§ **AUFGABENSTELLUNG**:
1. Erläutern Sie anhand des Textauszugs, weshalb die Arbeit von Frauen in Vorarlberg seit Montag bis zum Jahresende als „gratis“ bezeichnet werden kann.
2. Ersetzen Sie in den Datensätzen „kernels“ durch „filters“, beginnend mit der Zeile mit „List each element“ bis einschließlich der Zeile mit „- chart-title: Updated“. Geben Sie nur diese Zeilen aus und lassen Sie alles andere unverändert.

§ **TEXTAUSZUG**:
# # # # # # #

„Es liegt daran, dass Frauen Frauen sind“

Am Montag war der Vorarlberger Equal Pay Day. Er weist auf die Lohnunterschiede zwischen Männern und Frauen hin – die hierzulande im Bundesländervergleich am größten sind.
Seit Montag ist die Arbeit von Frauen in Vorarlberg bis zum Jahresende „gratis“. So könnte man die Auswirkungen des sogenannten Equal Pay Day beschreiben, der auf den Einkommenunterschied zwischen Männern und Frauen (Gender Pay Gap) hinweist. Und dieser ist hierzulande im Bundesländervergleich am höchsten. Männer haben somit mit gestern jenes Einkommen erreicht, für das Frauen noch bis Jahresende arbeiten müssen
Fast ein Viertel weniger
Ganzjährig vollzeitbeschäftigte Frauen erhalten für Erwerbsarbeit in Vorarlberg statistisch gesehen um 23,4 Prozent und damit fast um ein Viertel weniger Lohn als Männer. Das sind rund 14.000 Euro weniger im Jahr, informiert ÖGB-Landesfrauenvorsitzende Iris Seewald anlässlich des Stichtages.
Den unrühmlichen Platz als Schlusslicht hat Vorarlberg in diesem Ranking seit Jahren inne. Auch die Frauenpensionen sind hierzulande österreichweit am niedrigsten. So haben Vorarlberger Pensionisten bereits am 12. Juli so viel Pension bezogen, wie Pensionistinnen erst bis 31. Dezember bekommen. Und damit erhöht sich auch das Risiko von Altersarmut.

# # # # # # #

§ **DARGESTELLTE DATEN**:
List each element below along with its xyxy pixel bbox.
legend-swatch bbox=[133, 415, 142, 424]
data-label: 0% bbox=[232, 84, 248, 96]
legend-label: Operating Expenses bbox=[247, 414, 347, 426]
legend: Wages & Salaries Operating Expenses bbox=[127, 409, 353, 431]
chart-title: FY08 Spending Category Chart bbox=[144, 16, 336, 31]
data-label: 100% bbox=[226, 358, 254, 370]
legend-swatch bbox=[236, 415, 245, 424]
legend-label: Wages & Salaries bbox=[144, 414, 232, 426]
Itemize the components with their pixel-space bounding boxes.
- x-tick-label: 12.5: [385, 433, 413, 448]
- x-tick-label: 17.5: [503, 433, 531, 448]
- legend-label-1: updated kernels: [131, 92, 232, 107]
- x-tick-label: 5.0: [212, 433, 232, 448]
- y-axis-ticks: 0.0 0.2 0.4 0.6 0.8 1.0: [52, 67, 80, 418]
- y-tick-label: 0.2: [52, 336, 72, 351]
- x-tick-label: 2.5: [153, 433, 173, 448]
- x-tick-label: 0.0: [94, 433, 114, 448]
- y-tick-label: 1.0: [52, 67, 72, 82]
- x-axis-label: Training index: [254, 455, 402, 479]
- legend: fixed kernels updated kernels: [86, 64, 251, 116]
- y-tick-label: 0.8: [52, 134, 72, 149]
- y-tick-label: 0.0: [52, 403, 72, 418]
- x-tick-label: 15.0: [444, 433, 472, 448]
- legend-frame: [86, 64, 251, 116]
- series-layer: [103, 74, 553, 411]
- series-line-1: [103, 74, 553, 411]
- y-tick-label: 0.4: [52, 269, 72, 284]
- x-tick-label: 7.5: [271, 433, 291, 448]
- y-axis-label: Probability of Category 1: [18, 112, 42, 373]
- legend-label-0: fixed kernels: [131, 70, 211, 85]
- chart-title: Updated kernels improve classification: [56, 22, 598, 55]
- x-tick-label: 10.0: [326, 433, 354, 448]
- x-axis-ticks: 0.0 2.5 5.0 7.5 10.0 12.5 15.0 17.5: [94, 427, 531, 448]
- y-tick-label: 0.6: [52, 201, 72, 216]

# # # # # # #

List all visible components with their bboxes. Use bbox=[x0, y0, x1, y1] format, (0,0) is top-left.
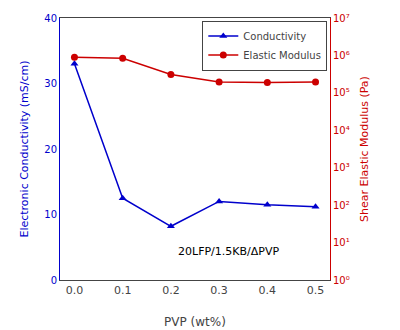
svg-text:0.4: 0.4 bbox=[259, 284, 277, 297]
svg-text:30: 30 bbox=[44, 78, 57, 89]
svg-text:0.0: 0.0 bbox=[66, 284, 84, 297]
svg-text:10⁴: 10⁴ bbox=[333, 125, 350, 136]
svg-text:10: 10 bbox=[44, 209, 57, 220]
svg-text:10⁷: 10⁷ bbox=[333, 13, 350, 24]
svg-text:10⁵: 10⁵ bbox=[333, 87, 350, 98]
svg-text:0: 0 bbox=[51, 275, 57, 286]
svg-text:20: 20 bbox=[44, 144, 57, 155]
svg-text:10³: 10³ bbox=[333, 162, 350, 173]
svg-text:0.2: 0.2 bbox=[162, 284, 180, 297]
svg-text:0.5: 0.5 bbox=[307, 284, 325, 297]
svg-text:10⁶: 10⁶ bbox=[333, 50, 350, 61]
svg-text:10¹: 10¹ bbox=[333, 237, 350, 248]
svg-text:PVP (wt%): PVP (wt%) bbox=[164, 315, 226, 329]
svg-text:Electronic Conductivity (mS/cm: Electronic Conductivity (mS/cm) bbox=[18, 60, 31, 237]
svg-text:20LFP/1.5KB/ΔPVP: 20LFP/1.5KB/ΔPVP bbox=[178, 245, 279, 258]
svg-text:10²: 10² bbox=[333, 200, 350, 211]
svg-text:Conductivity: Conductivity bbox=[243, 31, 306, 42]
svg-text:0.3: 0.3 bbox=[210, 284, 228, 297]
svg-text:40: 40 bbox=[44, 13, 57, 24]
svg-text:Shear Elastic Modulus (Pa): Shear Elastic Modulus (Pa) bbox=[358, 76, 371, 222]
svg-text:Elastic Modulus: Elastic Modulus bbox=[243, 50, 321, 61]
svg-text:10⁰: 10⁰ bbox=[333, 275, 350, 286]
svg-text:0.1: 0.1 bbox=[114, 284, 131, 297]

# # # # # # #

§ **LÖSUNGEN**:
1. Männer haben am Equal Pay Day, also am Montag, bereits jenes Einkommen erreicht, für das Frauen noch bis zum Jahresende arbeiten müssen. Der Grund ist der Lohnunterschied: Ganzjährig vollzeitbeschäftigte Frauen erhalten in Vorarlberg um 23,4 Prozent weniger Lohn als Männer.

2.
List each element below along with its xyxy pixel bbox.
legend-swatch bbox=[133, 415, 142, 424]
data-label: 0% bbox=[232, 84, 248, 96]
legend-label: Operating Expenses bbox=[247, 414, 347, 426]
legend: Wages & Salaries Operating Expenses bbox=[127, 409, 353, 431]
chart-title: FY08 Spending Category Chart bbox=[144, 16, 336, 31]
data-label: 100% bbox=[226, 358, 254, 370]
legend-swatch bbox=[236, 415, 245, 424]
legend-label: Wages & Salaries bbox=[144, 414, 232, 426]
Itemize the components with their pixel-space bounding boxes.
- x-tick-label: 12.5: [385, 433, 413, 448]
- x-tick-label: 17.5: [503, 433, 531, 448]
- legend-label-1: updated filters: [131, 92, 232, 107]
- x-tick-label: 5.0: [212, 433, 232, 448]
- y-axis-ticks: 0.0 0.2 0.4 0.6 0.8 1.0: [52, 67, 80, 418]
- y-tick-label: 0.2: [52, 336, 72, 351]
- x-tick-label: 2.5: [153, 433, 173, 448]
- x-tick-label: 0.0: [94, 433, 114, 448]
- y-tick-label: 1.0: [52, 67, 72, 82]
- x-axis-label: Training index: [254, 455, 402, 479]
- legend: fixed filters updated filters: [86, 64, 251, 116]
- y-tick-label: 0.8: [52, 134, 72, 149]
- y-tick-label: 0.0: [52, 403, 72, 418]
- x-tick-label: 15.0: [444, 433, 472, 448]
- legend-frame: [86, 64, 251, 116]
- series-layer: [103, 74, 553, 411]
- series-line-1: [103, 74, 553, 411]
- y-tick-label: 0.4: [52, 269, 72, 284]
- x-tick-label: 7.5: [271, 433, 291, 448]
- y-axis-label: Probability of Category 1: [18, 112, 42, 373]
- legend-label-0: fixed filters: [131, 70, 211, 85]
- chart-title: Updated filters improve classification: [56, 22, 598, 55]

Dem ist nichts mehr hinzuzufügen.